--- begin ---

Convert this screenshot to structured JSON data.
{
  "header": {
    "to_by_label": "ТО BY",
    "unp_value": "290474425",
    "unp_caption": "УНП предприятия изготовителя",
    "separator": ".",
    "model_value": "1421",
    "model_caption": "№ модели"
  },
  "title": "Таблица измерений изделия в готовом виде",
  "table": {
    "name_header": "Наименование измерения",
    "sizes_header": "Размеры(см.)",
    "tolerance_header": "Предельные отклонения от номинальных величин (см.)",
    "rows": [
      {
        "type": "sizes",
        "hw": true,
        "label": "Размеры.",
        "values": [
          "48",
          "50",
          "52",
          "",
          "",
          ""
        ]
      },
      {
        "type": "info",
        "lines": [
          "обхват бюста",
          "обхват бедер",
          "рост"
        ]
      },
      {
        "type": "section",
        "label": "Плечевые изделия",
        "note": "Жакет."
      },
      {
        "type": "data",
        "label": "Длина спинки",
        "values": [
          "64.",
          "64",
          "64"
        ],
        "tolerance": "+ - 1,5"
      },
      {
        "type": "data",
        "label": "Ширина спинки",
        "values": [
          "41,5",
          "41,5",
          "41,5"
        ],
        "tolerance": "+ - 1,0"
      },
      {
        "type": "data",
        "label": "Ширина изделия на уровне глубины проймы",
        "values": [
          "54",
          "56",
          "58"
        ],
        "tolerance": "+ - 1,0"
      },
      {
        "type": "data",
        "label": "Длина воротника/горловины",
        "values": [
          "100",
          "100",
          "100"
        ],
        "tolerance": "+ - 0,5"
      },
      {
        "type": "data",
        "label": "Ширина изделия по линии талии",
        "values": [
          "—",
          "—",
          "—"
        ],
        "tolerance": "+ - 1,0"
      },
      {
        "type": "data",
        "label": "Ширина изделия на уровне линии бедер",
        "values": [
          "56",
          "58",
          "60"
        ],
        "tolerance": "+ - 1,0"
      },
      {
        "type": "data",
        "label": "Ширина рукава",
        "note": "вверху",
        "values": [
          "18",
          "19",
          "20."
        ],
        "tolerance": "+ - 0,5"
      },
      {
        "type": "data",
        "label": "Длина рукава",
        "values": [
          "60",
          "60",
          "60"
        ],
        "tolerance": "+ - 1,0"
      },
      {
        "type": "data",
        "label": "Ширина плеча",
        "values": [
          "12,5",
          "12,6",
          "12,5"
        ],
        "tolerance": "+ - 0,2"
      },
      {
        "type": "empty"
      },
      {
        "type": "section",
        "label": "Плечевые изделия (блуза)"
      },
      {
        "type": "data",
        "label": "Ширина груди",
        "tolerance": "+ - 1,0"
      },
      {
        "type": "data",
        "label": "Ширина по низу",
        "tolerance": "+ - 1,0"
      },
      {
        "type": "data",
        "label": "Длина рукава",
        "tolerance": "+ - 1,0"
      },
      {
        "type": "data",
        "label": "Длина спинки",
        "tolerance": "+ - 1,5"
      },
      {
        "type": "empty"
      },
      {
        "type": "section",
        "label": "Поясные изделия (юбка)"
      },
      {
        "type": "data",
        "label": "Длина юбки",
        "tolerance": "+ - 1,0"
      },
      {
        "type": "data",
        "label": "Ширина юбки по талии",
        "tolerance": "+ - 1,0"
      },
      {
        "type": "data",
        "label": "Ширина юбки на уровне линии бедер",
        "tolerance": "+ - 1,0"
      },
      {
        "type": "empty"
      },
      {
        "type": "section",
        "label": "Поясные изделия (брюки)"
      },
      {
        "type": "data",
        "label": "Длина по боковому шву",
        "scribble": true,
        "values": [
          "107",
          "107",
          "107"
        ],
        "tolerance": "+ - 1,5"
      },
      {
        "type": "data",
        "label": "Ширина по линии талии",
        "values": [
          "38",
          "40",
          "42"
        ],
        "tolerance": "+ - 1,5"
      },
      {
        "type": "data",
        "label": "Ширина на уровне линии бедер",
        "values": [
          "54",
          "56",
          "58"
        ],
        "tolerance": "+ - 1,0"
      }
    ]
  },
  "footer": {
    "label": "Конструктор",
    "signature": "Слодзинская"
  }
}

--- end ---
--- begin ---

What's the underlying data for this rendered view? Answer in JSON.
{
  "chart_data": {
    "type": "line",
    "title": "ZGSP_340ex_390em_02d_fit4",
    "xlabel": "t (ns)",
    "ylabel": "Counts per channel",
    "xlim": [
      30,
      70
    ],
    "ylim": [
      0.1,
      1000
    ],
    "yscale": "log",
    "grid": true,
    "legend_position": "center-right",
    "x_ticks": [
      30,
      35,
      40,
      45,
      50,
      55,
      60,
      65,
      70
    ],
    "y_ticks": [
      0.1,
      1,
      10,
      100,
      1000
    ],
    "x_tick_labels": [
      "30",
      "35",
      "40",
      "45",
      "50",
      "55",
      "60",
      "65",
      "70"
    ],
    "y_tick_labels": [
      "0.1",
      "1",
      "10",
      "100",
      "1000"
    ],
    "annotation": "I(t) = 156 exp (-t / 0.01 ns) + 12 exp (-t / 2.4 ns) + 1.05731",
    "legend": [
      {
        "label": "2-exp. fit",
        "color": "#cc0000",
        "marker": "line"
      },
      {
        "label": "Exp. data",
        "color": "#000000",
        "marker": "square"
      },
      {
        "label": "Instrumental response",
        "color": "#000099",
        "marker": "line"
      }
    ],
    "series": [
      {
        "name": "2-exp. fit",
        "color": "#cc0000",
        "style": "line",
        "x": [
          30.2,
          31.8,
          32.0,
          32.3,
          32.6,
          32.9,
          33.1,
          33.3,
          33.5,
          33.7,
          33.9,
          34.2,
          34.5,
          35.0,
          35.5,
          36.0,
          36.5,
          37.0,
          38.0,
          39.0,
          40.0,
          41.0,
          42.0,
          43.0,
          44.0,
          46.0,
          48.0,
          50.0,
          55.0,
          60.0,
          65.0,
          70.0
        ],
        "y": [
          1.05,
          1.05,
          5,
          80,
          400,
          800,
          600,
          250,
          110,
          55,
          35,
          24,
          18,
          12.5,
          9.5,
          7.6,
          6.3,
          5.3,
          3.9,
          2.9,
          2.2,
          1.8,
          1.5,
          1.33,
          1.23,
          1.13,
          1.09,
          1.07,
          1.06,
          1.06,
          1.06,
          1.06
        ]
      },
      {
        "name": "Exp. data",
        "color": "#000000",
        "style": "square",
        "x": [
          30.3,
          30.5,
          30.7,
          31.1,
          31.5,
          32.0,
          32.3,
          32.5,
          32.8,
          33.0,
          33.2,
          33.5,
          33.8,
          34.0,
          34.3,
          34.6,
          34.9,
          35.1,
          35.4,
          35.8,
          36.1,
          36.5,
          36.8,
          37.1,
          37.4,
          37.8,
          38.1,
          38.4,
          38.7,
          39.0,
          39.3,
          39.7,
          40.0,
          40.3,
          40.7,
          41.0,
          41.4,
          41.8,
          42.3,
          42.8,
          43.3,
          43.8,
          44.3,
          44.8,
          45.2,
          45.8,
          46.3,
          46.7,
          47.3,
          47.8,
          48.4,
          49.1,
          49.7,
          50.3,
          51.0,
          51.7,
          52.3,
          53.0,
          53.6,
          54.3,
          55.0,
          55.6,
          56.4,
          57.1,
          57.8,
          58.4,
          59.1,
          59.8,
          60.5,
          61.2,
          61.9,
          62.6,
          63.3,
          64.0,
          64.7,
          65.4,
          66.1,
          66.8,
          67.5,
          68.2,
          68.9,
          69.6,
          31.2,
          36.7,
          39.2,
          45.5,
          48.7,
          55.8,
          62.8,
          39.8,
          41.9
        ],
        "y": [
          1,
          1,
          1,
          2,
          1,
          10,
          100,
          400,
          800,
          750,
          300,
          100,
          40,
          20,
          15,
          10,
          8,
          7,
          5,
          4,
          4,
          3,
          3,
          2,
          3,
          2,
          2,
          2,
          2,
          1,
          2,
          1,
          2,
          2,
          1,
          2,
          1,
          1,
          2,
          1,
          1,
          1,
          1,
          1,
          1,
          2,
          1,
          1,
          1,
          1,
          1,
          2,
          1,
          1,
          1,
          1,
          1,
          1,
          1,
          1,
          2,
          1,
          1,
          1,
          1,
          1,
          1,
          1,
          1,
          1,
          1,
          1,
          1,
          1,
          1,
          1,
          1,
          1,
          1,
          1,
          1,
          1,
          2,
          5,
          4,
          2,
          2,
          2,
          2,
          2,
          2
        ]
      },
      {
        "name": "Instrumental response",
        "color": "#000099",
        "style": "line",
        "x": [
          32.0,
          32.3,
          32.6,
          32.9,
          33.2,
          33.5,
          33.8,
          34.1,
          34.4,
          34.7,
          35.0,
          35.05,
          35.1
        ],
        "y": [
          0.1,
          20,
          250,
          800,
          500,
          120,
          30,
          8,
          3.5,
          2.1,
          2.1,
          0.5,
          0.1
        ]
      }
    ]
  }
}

--- end ---

• Task goal
Return each full line of the entries that contains the word "title".

• Solution to the problem
  "title": "Таблица измерений изделия в готовом виде",
    "title": "ZGSP_340ex_390em_02d_fit4",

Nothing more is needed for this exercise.